- [PROBLEM STATEMENT] Search the listing for "JSON" and copy every line where it appears.

- [Records from a dataset]
[BEGIN]
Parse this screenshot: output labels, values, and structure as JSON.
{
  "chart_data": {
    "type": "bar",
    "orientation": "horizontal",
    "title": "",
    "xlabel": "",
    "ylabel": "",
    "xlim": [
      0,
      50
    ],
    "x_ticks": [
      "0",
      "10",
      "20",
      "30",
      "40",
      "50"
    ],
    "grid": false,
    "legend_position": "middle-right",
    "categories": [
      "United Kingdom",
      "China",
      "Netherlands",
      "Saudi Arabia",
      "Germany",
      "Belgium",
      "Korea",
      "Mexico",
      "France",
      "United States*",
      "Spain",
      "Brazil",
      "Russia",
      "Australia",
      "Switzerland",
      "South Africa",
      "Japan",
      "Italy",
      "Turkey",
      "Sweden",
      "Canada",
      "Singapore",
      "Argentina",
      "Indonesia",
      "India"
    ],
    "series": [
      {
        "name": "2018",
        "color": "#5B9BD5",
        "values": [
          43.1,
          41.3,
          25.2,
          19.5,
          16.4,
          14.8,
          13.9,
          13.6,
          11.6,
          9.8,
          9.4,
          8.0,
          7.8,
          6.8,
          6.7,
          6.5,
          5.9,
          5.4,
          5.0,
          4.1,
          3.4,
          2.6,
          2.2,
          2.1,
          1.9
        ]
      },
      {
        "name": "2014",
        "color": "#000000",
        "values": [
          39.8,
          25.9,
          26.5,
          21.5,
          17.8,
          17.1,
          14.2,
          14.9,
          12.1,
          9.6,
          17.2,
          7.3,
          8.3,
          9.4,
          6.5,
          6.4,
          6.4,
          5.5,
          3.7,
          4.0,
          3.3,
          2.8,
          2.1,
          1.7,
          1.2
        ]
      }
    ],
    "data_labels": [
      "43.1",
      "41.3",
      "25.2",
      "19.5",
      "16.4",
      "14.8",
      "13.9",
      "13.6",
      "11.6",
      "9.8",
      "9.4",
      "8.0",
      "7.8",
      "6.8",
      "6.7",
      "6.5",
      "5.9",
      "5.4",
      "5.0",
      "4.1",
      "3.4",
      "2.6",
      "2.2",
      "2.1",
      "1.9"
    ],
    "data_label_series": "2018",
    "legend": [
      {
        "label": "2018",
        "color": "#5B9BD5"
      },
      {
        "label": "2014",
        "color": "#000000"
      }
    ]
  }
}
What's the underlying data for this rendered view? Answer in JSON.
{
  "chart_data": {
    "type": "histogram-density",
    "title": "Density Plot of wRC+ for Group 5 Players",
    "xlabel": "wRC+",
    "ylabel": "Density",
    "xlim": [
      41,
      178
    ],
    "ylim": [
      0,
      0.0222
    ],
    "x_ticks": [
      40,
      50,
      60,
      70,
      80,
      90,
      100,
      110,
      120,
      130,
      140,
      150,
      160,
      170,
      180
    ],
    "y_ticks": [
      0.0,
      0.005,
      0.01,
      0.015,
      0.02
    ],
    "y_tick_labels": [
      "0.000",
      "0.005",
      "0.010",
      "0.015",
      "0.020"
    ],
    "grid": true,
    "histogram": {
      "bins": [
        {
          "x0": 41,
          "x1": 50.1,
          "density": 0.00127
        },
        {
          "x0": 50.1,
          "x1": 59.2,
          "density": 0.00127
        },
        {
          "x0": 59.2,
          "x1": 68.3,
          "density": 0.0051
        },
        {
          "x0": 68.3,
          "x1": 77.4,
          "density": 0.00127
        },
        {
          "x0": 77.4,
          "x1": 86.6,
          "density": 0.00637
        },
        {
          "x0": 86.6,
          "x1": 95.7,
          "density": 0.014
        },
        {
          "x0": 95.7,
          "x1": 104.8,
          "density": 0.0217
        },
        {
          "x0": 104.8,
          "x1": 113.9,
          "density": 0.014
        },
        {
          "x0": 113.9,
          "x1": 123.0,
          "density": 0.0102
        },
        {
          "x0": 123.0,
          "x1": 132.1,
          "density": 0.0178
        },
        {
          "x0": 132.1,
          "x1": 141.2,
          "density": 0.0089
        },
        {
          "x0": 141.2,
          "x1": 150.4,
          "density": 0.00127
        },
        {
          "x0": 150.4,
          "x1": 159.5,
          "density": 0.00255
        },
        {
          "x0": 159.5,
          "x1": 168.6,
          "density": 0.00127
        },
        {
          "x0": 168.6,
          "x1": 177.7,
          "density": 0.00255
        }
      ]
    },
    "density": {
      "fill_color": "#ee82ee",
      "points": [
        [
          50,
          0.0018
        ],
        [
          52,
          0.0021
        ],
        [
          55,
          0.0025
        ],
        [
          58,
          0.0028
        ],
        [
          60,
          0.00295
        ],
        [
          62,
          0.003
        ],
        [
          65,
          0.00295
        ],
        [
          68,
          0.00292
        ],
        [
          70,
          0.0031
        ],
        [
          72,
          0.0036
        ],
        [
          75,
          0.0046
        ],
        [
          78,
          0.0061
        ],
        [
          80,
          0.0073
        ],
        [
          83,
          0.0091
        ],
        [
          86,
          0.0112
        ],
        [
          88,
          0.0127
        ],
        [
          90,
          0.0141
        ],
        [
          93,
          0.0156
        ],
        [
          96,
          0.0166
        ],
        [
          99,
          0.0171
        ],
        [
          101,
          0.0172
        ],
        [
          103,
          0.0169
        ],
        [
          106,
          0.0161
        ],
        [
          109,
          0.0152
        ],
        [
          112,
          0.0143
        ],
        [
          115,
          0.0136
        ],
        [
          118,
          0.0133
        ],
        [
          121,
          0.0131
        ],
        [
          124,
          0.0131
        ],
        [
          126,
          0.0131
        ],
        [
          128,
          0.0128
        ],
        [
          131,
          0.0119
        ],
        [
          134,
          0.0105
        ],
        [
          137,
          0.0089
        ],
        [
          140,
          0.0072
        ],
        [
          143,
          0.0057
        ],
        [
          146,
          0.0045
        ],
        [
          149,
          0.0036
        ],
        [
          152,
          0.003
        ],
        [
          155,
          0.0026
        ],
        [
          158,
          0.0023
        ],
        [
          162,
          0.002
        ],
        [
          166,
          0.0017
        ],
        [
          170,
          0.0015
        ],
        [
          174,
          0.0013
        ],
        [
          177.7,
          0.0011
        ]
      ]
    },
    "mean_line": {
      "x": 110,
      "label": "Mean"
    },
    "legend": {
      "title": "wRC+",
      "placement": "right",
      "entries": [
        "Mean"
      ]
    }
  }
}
[END]
- [WRITTEN SOLUTION]
Parse this screenshot: output labels, values, and structure as JSON.
What's the underlying data for this rendered view? Answer in JSON.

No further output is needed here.